PROMPT: Find the line that contains "Read out every word on this page.". Then set down that line and all the lines after it, to the end of the records, exactly and with nothing added.

Collection entries:
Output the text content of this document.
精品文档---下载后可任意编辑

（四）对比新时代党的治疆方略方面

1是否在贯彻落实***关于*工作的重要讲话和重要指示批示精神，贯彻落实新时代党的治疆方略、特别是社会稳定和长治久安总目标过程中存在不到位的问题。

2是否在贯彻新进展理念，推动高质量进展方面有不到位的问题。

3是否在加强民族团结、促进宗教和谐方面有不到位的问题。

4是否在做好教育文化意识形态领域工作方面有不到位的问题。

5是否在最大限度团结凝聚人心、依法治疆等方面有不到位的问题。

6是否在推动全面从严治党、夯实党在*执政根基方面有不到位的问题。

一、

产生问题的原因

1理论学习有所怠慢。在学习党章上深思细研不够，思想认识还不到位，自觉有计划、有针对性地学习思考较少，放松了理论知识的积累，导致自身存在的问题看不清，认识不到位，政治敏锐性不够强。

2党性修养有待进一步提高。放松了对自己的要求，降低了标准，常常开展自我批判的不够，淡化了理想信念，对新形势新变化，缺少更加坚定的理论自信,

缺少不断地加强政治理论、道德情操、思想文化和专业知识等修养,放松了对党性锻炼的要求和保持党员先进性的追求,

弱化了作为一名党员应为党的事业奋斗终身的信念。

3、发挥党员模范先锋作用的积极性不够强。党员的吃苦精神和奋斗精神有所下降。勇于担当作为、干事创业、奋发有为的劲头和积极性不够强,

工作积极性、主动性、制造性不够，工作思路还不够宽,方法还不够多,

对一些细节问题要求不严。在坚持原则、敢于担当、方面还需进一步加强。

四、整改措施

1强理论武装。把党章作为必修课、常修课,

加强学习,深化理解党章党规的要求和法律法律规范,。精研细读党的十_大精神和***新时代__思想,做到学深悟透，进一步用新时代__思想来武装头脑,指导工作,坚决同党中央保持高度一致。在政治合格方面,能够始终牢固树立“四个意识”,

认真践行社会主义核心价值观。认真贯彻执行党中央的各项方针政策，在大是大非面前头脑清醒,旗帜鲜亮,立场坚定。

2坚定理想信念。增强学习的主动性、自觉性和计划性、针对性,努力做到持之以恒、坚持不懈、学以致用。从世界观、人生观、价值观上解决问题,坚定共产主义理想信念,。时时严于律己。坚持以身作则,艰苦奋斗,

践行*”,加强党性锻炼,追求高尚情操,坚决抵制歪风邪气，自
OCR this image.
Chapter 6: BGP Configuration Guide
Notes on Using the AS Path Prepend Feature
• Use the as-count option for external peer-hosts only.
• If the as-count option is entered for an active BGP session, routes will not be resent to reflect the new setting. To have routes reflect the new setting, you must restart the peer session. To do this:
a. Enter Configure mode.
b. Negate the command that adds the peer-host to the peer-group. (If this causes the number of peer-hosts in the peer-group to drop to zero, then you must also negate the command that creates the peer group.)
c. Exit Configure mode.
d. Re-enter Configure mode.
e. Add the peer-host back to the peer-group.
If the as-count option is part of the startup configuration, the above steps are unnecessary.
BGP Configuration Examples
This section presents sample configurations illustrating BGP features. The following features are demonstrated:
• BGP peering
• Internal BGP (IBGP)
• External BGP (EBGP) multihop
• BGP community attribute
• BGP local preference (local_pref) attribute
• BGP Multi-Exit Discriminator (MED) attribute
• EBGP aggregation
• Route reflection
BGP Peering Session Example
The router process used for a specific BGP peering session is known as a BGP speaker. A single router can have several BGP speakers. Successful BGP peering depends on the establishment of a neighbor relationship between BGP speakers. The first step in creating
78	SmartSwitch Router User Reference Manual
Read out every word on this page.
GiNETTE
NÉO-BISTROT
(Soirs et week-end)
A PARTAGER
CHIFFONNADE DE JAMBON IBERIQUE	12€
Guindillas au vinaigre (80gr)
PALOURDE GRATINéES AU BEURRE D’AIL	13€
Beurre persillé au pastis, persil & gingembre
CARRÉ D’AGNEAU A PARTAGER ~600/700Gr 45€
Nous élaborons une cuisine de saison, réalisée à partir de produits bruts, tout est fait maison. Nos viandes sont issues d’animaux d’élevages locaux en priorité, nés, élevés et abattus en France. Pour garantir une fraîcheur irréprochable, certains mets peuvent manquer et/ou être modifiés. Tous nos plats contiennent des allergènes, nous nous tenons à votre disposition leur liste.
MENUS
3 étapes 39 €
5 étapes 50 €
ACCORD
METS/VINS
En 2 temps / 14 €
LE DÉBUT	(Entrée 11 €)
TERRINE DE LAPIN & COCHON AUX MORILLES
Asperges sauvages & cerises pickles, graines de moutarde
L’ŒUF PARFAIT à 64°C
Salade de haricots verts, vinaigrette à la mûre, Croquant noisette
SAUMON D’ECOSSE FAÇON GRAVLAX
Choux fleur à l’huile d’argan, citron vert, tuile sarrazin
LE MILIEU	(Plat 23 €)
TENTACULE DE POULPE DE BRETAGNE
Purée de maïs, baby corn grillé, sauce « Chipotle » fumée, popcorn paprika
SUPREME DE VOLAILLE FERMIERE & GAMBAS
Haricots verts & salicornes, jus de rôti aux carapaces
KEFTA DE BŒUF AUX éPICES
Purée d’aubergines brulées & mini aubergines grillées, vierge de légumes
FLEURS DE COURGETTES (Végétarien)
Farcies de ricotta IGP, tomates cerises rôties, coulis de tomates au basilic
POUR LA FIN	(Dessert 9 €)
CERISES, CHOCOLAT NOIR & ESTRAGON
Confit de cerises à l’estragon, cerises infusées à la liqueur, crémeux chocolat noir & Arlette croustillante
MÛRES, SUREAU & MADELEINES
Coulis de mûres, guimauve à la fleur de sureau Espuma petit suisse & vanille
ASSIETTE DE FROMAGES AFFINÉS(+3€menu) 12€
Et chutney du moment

WRITTEN RESPONSE:
Read out every word on this page.
GiNETTE
NÉO-BISTROT
(Soirs et week-end)
A PARTAGER
CHIFFONNADE DE JAMBON IBERIQUE	12€
Guindillas au vinaigre (80gr)
PALOURDE GRATINéES AU BEURRE D’AIL	13€
Beurre persillé au pastis, persil & gingembre
CARRÉ D’AGNEAU A PARTAGER ~600/700Gr 45€
Nous élaborons une cuisine de saison, réalisée à partir de produits bruts, tout est fait maison. Nos viandes sont issues d’animaux d’élevages locaux en priorité, nés, élevés et abattus en France. Pour garantir une fraîcheur irréprochable, certains mets peuvent manquer et/ou être modifiés. Tous nos plats contiennent des allergènes, nous nous tenons à votre disposition leur liste.
MENUS
3 étapes 39 €
5 étapes 50 €
ACCORD
METS/VINS
En 2 temps / 14 €
LE DÉBUT	(Entrée 11 €)
TERRINE DE LAPIN & COCHON AUX MORILLES
Asperges sauvages & cerises pickles, graines de moutarde
L’ŒUF PARFAIT à 64°C
Salade de haricots verts, vinaigrette à la mûre, Croquant noisette
SAUMON D’ECOSSE FAÇON GRAVLAX
Choux fleur à l’huile d’argan, citron vert, tuile sarrazin
LE MILIEU	(Plat 23 €)
TENTACULE DE POULPE DE BRETAGNE
Purée de maïs, baby corn grillé, sauce « Chipotle » fumée, popcorn paprika
SUPREME DE VOLAILLE FERMIERE & GAMBAS
Haricots verts & salicornes, jus de rôti aux carapaces
KEFTA DE BŒUF AUX éPICES
Purée d’aubergines brulées & mini aubergines grillées, vierge de légumes
FLEURS DE COURGETTES (Végétarien)
Farcies de ricotta IGP, tomates cerises rôties, coulis de tomates au basilic
POUR LA FIN	(Dessert 9 €)
CERISES, CHOCOLAT NOIR & ESTRAGON
Confit de cerises à l’estragon, cerises infusées à la liqueur, crémeux chocolat noir & Arlette croustillante
MÛRES, SUREAU & MADELEINES
Coulis de mûres, guimauve à la fleur de sureau Espuma petit suisse & vanille
ASSIETTE DE FROMAGES AFFINÉS(+3€menu) 12€
Et chutney du moment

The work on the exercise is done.